Search the listing below for the string "metálico" and copy every line where it occurs.

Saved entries

::::::::::

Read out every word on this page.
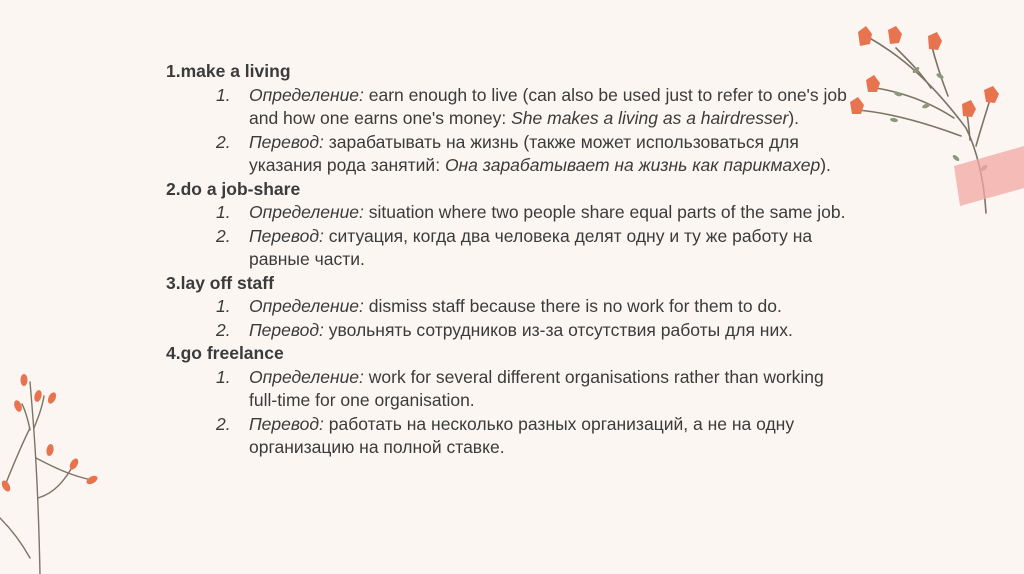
1.make a living
1. Определение: earn enough to live (can also be used just to refer to one's job and how one earns one's money: She makes a living as a hairdresser).
2. Перевод: зарабатывать на жизнь (также может использоваться для указания рода занятий: Она зарабатывает на жизнь как парикмахер).
2.do a job-share
1. Определение: situation where two people share equal parts of the same job.
2. Перевод: ситуация, когда два человека делят одну и ту же работу на равные части.
3.lay off staff
1. Определение: dismiss staff because there is no work for them to do.
2. Перевод: увольнять сотрудников из-за отсутствия работы для них.
4.go freelance
1. Определение: work for several different organisations rather than working full-time for one organisation.
2. Перевод: работать на несколько разных организаций, а не на одну организацию на полной ставке.
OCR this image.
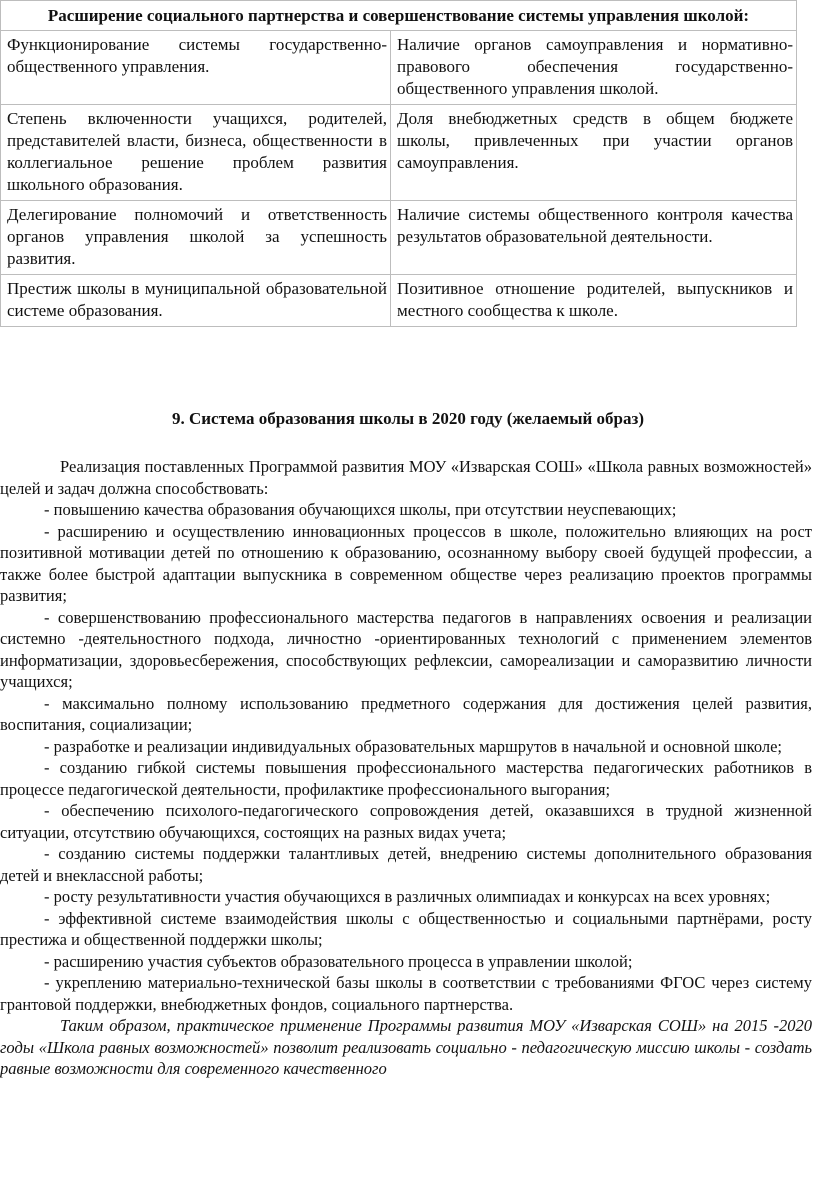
Расширение социального партнерства и совершенствование системы управления школой:	
Функционирование системы государственно-общественного управления.	Наличие органов самоуправления и нормативно-правового обеспечения государственно-общественного управления школой.
Степень включенности учащихся, родителей, представителей власти, бизнеса, общественности в коллегиальное решение проблем развития школьного образования.	Доля внебюджетных средств в общем бюджете школы, привлеченных при участии органов самоуправления.
Делегирование полномочий и ответственность органов управления школой за успешность развития.	Наличие системы общественного контроля качества результатов образовательной деятельности.
Престиж школы в муниципальной образовательной системе образования.	Позитивное отношение родителей, выпускников и местного сообщества к школе.
9. Система образования школы в 2020 году (желаемый образ)

Реализация поставленных Программой развития МОУ «Изварская СОШ» «Школа равных возможностей» целей и задач должна способствовать:

- повышению качества образования обучающихся школы, при отсутствии неуспевающих;

- расширению и осуществлению инновационных процессов в школе, положительно влияющих на рост позитивной мотивации детей по отношению к образованию, осознанному выбору своей будущей профессии, а также более быстрой адаптации выпускника в современном обществе через реализацию проектов программы развития;

- совершенствованию профессионального мастерства педагогов в направлениях освоения и реализации системно -деятельностного подхода, личностно -ориентированных технологий с применением элементов информатизации, здоровьесбережения, способствующих рефлексии, самореализации и саморазвитию личности учащихся;

- максимально полному использованию предметного содержания для достижения целей развития, воспитания, социализации;

- разработке и реализации индивидуальных образовательных маршрутов в начальной и основной школе;

- созданию гибкой системы повышения профессионального мастерства педагогических работников в процессе педагогической деятельности, профилактике профессионального выгорания;

- обеспечению психолого-педагогического сопровождения детей, оказавшихся в трудной жизненной ситуации, отсутствию обучающихся, состоящих на разных видах учета;

- созданию системы поддержки талантливых детей, внедрению системы дополнительного образования детей и внеклассной работы;

- росту результативности участия обучающихся в различных олимпиадах и конкурсах на всех уровнях;

- эффективной системе взаимодействия школы с общественностью и социальными партнёрами, росту престижа и общественной поддержки школы;

- расширению участия субъектов образовательного процесса в управлении школой;

- укреплению материально-технической базы школы в соответствии с требованиями ФГОС через систему грантовой поддержки, внебюджетных фондов, социального партнерства.

Таким образом, практическое применение Программы развития МОУ «Изварская СОШ» на 2015 -2020 годы «Школа равных возможностей» позволит реализовать социально - педагогическую миссию школы - создать равные возможности для современного качественного
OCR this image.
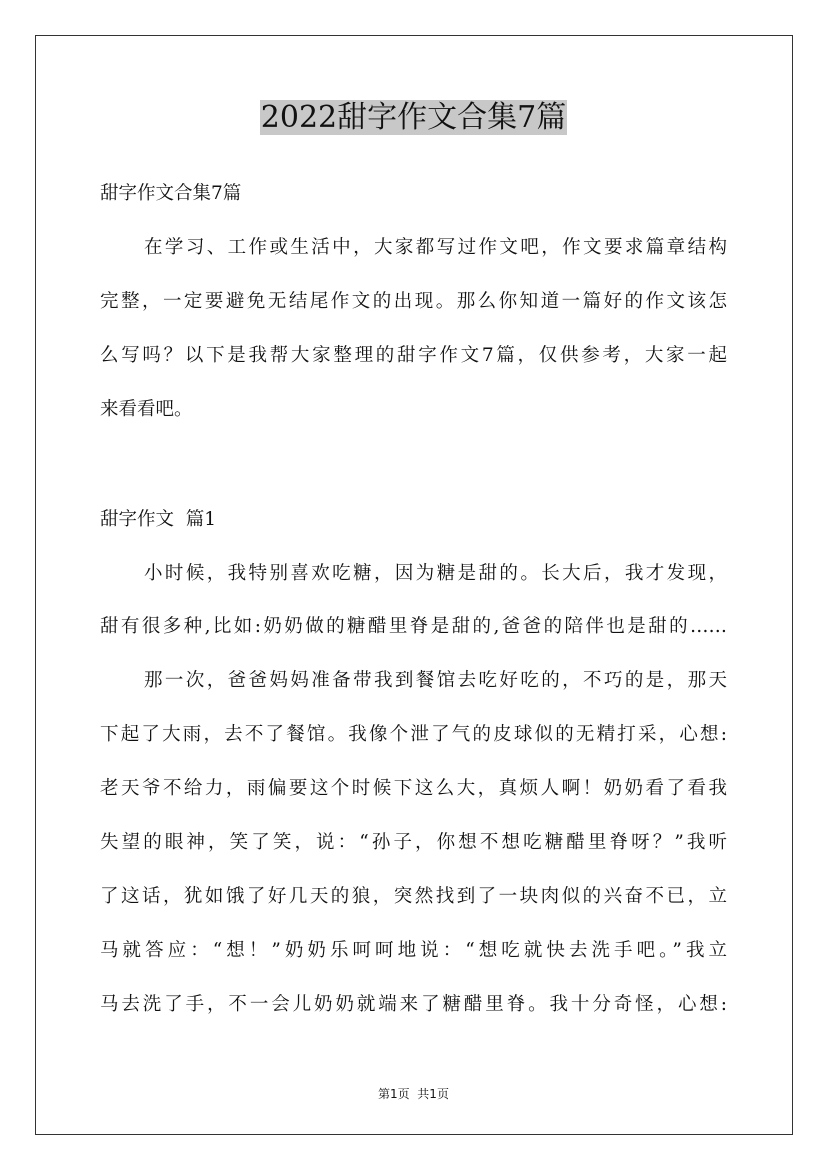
2022甜字作文合集7篇
甜字作文合集7篇
在学习、工作或生活中，大家都写过作文吧，作文要求篇章结构
完整，一定要避免无结尾作文的出现。那么你知道一篇好的作文该怎
么写吗？以下是我帮大家整理的甜字作文7篇，仅供参考，大家一起
来看看吧。
甜字作文  篇1
小时候，我特别喜欢吃糖，因为糖是甜的。长大后，我才发现，
甜有很多种,比如:奶奶做的糖醋里脊是甜的,爸爸的陪伴也是甜的……
那一次，爸爸妈妈准备带我到餐馆去吃好吃的，不巧的是，那天
下起了大雨，去不了餐馆。我像个泄了气的皮球似的无精打采，心想:
老天爷不给力，雨偏要这个时候下这么大，真烦人啊！奶奶看了看我
失望的眼神，笑了笑，说：“孙子，你想不想吃糖醋里脊呀？”我听
了这话，犹如饿了好几天的狼，突然找到了一块肉似的兴奋不已，立
马就答应：“想！”奶奶乐呵呵地说：“想吃就快去洗手吧。”我立
马去洗了手，不一会儿奶奶就端来了糖醋里脊。我十分奇怪，心想:
第1页  共1页
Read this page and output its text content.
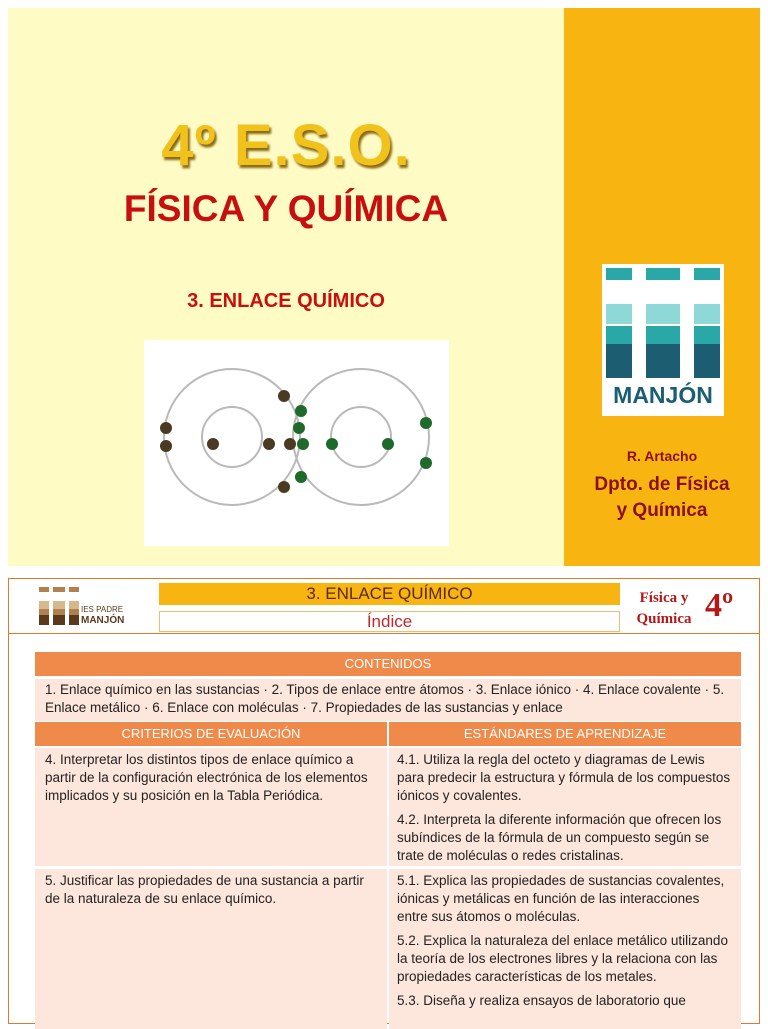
4º E.S.O.
FÍSICA Y QUÍMICA
3. ENLACE QUÍMICO
MANJÓN
R. Artacho
Dpto. de Física
y Química
IES PADRE
MANJÓN
3. ENLACE QUÍMICO
Índice
Física y Química 4º
CONTENIDOS
1. Enlace químico en las sustancias · 2. Tipos de enlace entre átomos · 3. Enlace iónico · 4. Enlace covalente · 5. Enlace metálico · 6. Enlace con moléculas · 7. Propiedades de las sustancias y enlace
CRITERIOS DE EVALUACIÓN	ESTÁNDARES DE APRENDIZAJE

4. Interpretar los distintos tipos de enlace químico a partir de la configuración electrónica de los elementos implicados y su posición en la Tabla Periódica.

4.1. Utiliza la regla del octeto y diagramas de Lewis para predecir la estructura y fórmula de los compuestos iónicos y covalentes.

4.2. Interpreta la diferente información que ofrecen los subíndices de la fórmula de un compuesto según se trate de moléculas o redes cristalinas.

5. Justificar las propiedades de una sustancia a partir de la naturaleza de su enlace químico.

5.1. Explica las propiedades de sustancias covalentes, iónicas y metálicas en función de las interacciones entre sus átomos o moléculas.

5.2. Explica la naturaleza del enlace metálico utilizando la teoría de los electrones libres y la relaciona con las propiedades características de los metales.

5.3. Diseña y realiza ensayos de laboratorio que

::::::::::

● **Written answer**
1. Enlace químico en las sustancias · 2. Tipos de enlace entre átomos · 3. Enlace iónico · 4. Enlace covalente · 5. Enlace metálico · 6. Enlace con moléculas · 7. Propiedades de las sustancias y enlace
5.2. Explica la naturaleza del enlace metálico utilizando la teoría de los electrones libres y la relaciona con las propiedades características de los metales.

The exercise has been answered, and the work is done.